PROVIDED MATERIAL:
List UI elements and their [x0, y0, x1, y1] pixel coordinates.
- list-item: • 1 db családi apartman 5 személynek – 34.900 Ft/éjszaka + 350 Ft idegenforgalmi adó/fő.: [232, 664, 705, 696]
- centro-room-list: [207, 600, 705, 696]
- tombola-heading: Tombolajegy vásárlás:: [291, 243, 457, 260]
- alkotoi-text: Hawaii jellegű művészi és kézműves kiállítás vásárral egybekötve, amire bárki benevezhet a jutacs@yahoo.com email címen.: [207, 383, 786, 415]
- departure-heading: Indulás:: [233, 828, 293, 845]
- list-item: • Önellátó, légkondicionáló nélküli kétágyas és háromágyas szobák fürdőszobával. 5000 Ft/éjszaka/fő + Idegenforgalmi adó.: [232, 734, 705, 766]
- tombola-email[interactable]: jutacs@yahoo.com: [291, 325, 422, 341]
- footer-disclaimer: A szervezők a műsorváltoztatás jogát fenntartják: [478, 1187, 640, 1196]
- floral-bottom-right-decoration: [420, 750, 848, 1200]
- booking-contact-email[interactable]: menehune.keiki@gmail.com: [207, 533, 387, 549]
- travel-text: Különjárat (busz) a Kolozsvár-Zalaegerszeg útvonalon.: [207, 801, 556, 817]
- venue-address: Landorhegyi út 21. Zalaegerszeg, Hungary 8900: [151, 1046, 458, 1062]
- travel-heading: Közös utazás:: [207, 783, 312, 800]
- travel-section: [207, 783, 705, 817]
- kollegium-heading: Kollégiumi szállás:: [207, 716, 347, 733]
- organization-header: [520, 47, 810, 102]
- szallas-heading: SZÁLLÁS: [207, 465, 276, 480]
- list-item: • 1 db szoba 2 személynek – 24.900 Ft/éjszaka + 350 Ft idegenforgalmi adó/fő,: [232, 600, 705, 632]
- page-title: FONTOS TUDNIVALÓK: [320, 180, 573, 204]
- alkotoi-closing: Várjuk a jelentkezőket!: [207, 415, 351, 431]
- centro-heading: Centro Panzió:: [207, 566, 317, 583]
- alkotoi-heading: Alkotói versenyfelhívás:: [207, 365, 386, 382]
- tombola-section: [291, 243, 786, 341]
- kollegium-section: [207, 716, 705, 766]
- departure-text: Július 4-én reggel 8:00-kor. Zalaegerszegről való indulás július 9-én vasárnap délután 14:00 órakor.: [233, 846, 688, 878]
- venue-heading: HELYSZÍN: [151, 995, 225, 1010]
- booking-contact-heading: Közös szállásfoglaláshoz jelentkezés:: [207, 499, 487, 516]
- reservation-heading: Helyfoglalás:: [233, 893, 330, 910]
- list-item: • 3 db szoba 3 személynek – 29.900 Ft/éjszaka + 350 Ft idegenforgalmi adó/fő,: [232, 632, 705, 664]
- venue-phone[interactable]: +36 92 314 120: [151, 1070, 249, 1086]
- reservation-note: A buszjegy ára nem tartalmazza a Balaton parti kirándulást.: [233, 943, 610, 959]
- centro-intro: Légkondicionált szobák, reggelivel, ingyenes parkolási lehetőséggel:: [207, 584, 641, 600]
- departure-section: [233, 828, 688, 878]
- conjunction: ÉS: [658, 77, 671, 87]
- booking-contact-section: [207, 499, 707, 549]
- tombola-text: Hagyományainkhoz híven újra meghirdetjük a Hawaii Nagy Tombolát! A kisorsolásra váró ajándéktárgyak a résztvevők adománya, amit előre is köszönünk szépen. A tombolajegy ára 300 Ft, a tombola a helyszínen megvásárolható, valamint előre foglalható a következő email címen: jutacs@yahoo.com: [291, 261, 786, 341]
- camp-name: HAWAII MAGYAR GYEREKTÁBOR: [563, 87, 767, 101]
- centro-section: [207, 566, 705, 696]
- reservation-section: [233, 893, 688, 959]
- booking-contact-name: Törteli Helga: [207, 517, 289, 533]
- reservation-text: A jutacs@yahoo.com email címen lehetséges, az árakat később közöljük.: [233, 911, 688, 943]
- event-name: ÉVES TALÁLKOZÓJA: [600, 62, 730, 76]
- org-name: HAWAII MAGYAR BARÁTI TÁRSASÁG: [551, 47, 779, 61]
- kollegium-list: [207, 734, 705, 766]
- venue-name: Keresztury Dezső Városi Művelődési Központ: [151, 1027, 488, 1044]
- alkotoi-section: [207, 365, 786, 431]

EXERCISE DETAILS:
Report each line of the records above that contains the string "alkotoi".

RESPONSE TO THE TASK:
- alkotoi-text: Hawaii jellegű művészi és kézműves kiállítás vásárral egybekötve, amire bárki benevezhet a jutacs@yahoo.com email címen.: [207, 383, 786, 415]
- alkotoi-closing: Várjuk a jelentkezőket!: [207, 415, 351, 431]
- alkotoi-heading: Alkotói versenyfelhívás:: [207, 365, 386, 382]
- alkotoi-section: [207, 365, 786, 431]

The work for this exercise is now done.